WORK INSTRUCTIONS ->
Lay out each line of the material below as a Markdown table with the columns "No." and "Line". Number the rows in order and skip any blank lines.

____________________

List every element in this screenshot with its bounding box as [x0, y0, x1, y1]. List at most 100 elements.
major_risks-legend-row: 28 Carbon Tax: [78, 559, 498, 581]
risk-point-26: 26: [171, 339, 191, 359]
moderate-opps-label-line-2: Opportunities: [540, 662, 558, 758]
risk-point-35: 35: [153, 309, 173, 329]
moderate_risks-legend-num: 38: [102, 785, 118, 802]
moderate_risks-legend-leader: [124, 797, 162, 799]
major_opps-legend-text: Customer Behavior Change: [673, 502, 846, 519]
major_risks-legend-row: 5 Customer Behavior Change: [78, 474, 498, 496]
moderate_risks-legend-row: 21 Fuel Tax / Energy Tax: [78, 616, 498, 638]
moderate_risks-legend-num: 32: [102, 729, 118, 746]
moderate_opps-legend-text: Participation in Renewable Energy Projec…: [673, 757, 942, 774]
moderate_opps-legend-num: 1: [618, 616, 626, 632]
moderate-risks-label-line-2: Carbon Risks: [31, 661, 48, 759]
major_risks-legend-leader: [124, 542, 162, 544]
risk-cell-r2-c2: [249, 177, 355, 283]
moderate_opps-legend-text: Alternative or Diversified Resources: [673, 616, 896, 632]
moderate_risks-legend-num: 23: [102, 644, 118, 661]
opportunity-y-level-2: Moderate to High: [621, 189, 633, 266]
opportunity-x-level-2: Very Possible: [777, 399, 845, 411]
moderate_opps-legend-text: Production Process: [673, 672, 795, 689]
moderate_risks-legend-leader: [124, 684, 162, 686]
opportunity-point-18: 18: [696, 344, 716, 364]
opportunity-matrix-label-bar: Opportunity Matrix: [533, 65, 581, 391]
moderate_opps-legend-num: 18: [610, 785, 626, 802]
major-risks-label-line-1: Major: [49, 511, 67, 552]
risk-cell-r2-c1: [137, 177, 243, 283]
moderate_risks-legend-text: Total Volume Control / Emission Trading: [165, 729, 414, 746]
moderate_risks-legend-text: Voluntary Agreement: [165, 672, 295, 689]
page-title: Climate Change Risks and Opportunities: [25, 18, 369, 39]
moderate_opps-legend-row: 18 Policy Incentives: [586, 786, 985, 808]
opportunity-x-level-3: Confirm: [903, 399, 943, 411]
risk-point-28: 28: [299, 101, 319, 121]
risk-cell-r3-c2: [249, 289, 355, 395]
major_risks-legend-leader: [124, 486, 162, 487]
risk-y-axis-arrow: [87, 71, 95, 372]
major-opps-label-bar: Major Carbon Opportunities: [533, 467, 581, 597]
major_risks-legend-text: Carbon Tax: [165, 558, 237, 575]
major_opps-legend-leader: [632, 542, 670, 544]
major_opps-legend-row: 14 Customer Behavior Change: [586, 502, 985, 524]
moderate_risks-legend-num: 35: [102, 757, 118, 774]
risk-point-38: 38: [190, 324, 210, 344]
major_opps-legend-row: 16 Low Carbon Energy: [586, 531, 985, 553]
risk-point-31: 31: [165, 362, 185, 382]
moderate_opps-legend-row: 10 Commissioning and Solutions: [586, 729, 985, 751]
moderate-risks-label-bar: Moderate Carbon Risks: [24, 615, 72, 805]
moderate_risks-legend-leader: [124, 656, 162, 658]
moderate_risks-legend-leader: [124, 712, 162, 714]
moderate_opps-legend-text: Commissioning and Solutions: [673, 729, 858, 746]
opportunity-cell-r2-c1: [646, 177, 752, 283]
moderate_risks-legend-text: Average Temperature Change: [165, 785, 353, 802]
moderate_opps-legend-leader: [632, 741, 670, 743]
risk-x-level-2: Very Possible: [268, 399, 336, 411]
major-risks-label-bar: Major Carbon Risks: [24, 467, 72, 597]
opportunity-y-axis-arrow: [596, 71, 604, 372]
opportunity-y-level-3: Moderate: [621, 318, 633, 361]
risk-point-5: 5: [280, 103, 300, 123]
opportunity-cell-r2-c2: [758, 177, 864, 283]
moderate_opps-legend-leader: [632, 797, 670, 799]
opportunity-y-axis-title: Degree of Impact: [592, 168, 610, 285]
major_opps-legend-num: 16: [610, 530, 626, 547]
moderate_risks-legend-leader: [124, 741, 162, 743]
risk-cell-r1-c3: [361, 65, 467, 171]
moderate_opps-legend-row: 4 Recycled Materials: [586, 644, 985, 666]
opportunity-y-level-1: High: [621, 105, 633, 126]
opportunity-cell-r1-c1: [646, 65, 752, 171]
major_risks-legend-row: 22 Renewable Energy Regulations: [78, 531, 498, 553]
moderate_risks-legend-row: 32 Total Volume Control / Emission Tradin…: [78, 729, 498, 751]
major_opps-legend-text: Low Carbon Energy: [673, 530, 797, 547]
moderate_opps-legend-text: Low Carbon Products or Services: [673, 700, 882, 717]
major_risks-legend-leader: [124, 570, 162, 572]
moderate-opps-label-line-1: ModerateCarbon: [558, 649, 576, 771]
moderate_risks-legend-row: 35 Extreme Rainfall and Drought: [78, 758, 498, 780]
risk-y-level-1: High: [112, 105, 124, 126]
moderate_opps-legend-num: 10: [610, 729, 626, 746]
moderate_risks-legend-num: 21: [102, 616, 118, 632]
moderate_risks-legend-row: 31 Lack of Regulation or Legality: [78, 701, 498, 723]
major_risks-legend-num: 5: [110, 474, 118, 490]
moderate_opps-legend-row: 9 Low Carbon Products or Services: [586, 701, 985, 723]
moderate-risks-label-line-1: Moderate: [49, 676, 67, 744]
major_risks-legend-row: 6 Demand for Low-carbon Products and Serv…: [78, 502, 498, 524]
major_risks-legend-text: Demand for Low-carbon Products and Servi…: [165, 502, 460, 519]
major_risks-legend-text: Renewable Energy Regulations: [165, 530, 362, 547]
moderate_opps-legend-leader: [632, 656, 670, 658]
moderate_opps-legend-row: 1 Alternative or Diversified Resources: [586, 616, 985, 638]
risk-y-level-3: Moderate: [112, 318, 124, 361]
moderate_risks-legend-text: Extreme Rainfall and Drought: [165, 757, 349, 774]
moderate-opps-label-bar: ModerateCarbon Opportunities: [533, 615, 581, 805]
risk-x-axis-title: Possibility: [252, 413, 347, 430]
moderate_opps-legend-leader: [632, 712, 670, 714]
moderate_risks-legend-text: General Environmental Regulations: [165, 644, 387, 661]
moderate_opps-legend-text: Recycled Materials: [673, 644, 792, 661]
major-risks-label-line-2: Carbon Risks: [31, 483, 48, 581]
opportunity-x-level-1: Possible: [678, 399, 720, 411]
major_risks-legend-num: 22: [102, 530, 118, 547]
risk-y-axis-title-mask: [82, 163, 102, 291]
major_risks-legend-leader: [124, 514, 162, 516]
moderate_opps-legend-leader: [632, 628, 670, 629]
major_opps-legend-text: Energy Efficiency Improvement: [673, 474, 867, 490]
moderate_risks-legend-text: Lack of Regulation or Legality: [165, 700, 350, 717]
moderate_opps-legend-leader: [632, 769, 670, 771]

____________________

RESULT ->
| No. | Line |
|---|---|
| 1 | List every element in this screenshot with its bounding box as [x0, y0, x1, y1]. List at most 100 elements. |
| 2 | major_risks-legend-row: 28 Carbon Tax: [78, 559, 498, 581] |
| 3 | risk-point-26: 26: [171, 339, 191, 359] |
| 4 | moderate-opps-label-line-2: Opportunities: [540, 662, 558, 758] |
| 5 | risk-point-35: 35: [153, 309, 173, 329] |
| 6 | moderate_risks-legend-num: 38: [102, 785, 118, 802] |
| 7 | moderate_risks-legend-leader: [124, 797, 162, 799] |
| 8 | major_opps-legend-text: Customer Behavior Change: [673, 502, 846, 519] |
| 9 | major_risks-legend-row: 5 Customer Behavior Change: [78, 474, 498, 496] |
| 10 | moderate_risks-legend-row: 21 Fuel Tax / Energy Tax: [78, 616, 498, 638] |
| 11 | moderate_risks-legend-num: 32: [102, 729, 118, 746] |
| 12 | moderate_opps-legend-text: Participation in Renewable Energy Projec…: [673, 757, 942, 774] |
| 13 | moderate_opps-legend-num: 1: [618, 616, 626, 632] |
| 14 | moderate-risks-label-line-2: Carbon Risks: [31, 661, 48, 759] |
| 15 | major_risks-legend-leader: [124, 542, 162, 544] |
| 16 | risk-cell-r2-c2: [249, 177, 355, 283] |
| 17 | moderate_opps-legend-text: Alternative or Diversified Resources: [673, 616, 896, 632] |
| 18 | moderate_risks-legend-num: 23: [102, 644, 118, 661] |
| 19 | opportunity-y-level-2: Moderate to High: [621, 189, 633, 266] |
| 20 | opportunity-x-level-2: Very Possible: [777, 399, 845, 411] |
| 21 | moderate_opps-legend-text: Production Process: [673, 672, 795, 689] |
| 22 | moderate_risks-legend-leader: [124, 684, 162, 686] |
| 23 | opportunity-point-18: 18: [696, 344, 716, 364] |
| 24 | opportunity-matrix-label-bar: Opportunity Matrix: [533, 65, 581, 391] |
| 25 | moderate_opps-legend-num: 18: [610, 785, 626, 802] |
| 26 | major-risks-label-line-1: Major: [49, 511, 67, 552] |
| 27 | risk-cell-r2-c1: [137, 177, 243, 283] |
| 28 | moderate_risks-legend-text: Total Volume Control / Emission Trading: [165, 729, 414, 746] |
| 29 | moderate_risks-legend-text: Voluntary Agreement: [165, 672, 295, 689] |
| 30 | page-title: Climate Change Risks and Opportunities: [25, 18, 369, 39] |
| 31 | moderate_opps-legend-row: 18 Policy Incentives: [586, 786, 985, 808] |
| 32 | opportunity-x-level-3: Confirm: [903, 399, 943, 411] |
| 33 | risk-point-28: 28: [299, 101, 319, 121] |
| 34 | risk-cell-r3-c2: [249, 289, 355, 395] |
| 35 | major_risks-legend-leader: [124, 486, 162, 487] |
| 36 | risk-y-axis-arrow: [87, 71, 95, 372] |
| 37 | major-opps-label-bar: Major Carbon Opportunities: [533, 467, 581, 597] |
| 38 | major_risks-legend-text: Carbon Tax: [165, 558, 237, 575] |
| 39 | major_opps-legend-leader: [632, 542, 670, 544] |
| 40 | major_opps-legend-row: 14 Customer Behavior Change: [586, 502, 985, 524] |
| 41 | moderate_risks-legend-num: 35: [102, 757, 118, 774] |
| 42 | risk-point-38: 38: [190, 324, 210, 344] |
| 43 | major_opps-legend-row: 16 Low Carbon Energy: [586, 531, 985, 553] |
| 44 | risk-point-31: 31: [165, 362, 185, 382] |
| 45 | moderate_opps-legend-row: 10 Commissioning and Solutions: [586, 729, 985, 751] |
| 46 | moderate-risks-label-bar: Moderate Carbon Risks: [24, 615, 72, 805] |
| 47 | moderate_risks-legend-leader: [124, 656, 162, 658] |
| 48 | moderate_risks-legend-leader: [124, 712, 162, 714] |
| 49 | moderate_opps-legend-text: Commissioning and Solutions: [673, 729, 858, 746] |
| 50 | opportunity-cell-r2-c1: [646, 177, 752, 283] |
| 51 | moderate_risks-legend-text: Average Temperature Change: [165, 785, 353, 802] |
| 52 | moderate_opps-legend-leader: [632, 741, 670, 743] |
| 53 | risk-x-level-2: Very Possible: [268, 399, 336, 411] |
| 54 | major-risks-label-bar: Major Carbon Risks: [24, 467, 72, 597] |
| 55 | opportunity-y-axis-arrow: [596, 71, 604, 372] |
| 56 | opportunity-y-level-3: Moderate: [621, 318, 633, 361] |
| 57 | risk-point-5: 5: [280, 103, 300, 123] |
| 58 | opportunity-cell-r2-c2: [758, 177, 864, 283] |
| 59 | moderate_opps-legend-leader: [632, 797, 670, 799] |
| 60 | opportunity-y-axis-title: Degree of Impact: [592, 168, 610, 285] |
| 61 | major_opps-legend-num: 16: [610, 530, 626, 547] |
| 62 | moderate_risks-legend-leader: [124, 741, 162, 743] |
| 63 | risk-cell-r1-c3: [361, 65, 467, 171] |
| 64 | moderate_opps-legend-row: 4 Recycled Materials: [586, 644, 985, 666] |
| 65 | opportunity-y-level-1: High: [621, 105, 633, 126] |
| 66 | opportunity-cell-r1-c1: [646, 65, 752, 171] |
| 67 | major_risks-legend-row: 22 Renewable Energy Regulations: [78, 531, 498, 553] |
| 68 | moderate_risks-legend-row: 32 Total Volume Control / Emission Tradin…: [78, 729, 498, 751] |
| 69 | major_opps-legend-text: Low Carbon Energy: [673, 530, 797, 547] |
| 70 | moderate_opps-legend-text: Low Carbon Products or Services: [673, 700, 882, 717] |
| 71 | major_risks-legend-leader: [124, 570, 162, 572] |
| 72 | moderate-opps-label-line-1: ModerateCarbon: [558, 649, 576, 771] |
| 73 | moderate_risks-legend-row: 35 Extreme Rainfall and Drought: [78, 758, 498, 780] |
| 74 | risk-y-level-1: High: [112, 105, 124, 126] |
| 75 | moderate_opps-legend-num: 10: [610, 729, 626, 746] |
| 76 | moderate_risks-legend-num: 21: [102, 616, 118, 632] |
| 77 | moderate_risks-legend-row: 31 Lack of Regulation or Legality: [78, 701, 498, 723] |
| 78 | major_risks-legend-num: 5: [110, 474, 118, 490] |
| 79 | moderate_opps-legend-row: 9 Low Carbon Products or Services: [586, 701, 985, 723] |
| 80 | moderate-risks-label-line-1: Moderate: [49, 676, 67, 744] |
| 81 | major_risks-legend-row: 6 Demand for Low-carbon Products and Serv…: [78, 502, 498, 524] |
| 82 | major_risks-legend-text: Demand for Low-carbon Products and Servi…: [165, 502, 460, 519] |
| 83 | major_risks-legend-text: Renewable Energy Regulations: [165, 530, 362, 547] |
| 84 | moderate_opps-legend-leader: [632, 656, 670, 658] |
| 85 | moderate_opps-legend-row: 1 Alternative or Diversified Resources: [586, 616, 985, 638] |
| 86 | risk-y-level-3: Moderate: [112, 318, 124, 361] |
| 87 | moderate_risks-legend-text: Extreme Rainfall and Drought: [165, 757, 349, 774] |
| 88 | moderate-opps-label-bar: ModerateCarbon Opportunities: [533, 615, 581, 805] |
| 89 | risk-x-axis-title: Possibility: [252, 413, 347, 430] |
| 90 | moderate_opps-legend-leader: [632, 712, 670, 714] |
| 91 | moderate_risks-legend-text: General Environmental Regulations: [165, 644, 387, 661] |
| 92 | moderate_opps-legend-text: Recycled Materials: [673, 644, 792, 661] |
| 93 | major-risks-label-line-2: Carbon Risks: [31, 483, 48, 581] |
| 94 | opportunity-x-level-1: Possible: [678, 399, 720, 411] |
| 95 | major_risks-legend-num: 22: [102, 530, 118, 547] |
| 96 | risk-y-axis-title-mask: [82, 163, 102, 291] |
| 97 | major_risks-legend-leader: [124, 514, 162, 516] |
| 98 | moderate_opps-legend-leader: [632, 628, 670, 629] |
| 99 | major_opps-legend-text: Energy Efficiency Improvement: [673, 474, 867, 490] |
| 100 | moderate_risks-legend-text: Lack of Regulation or Legality: [165, 700, 350, 717] |
| 101 | moderate_opps-legend-leader: [632, 769, 670, 771] |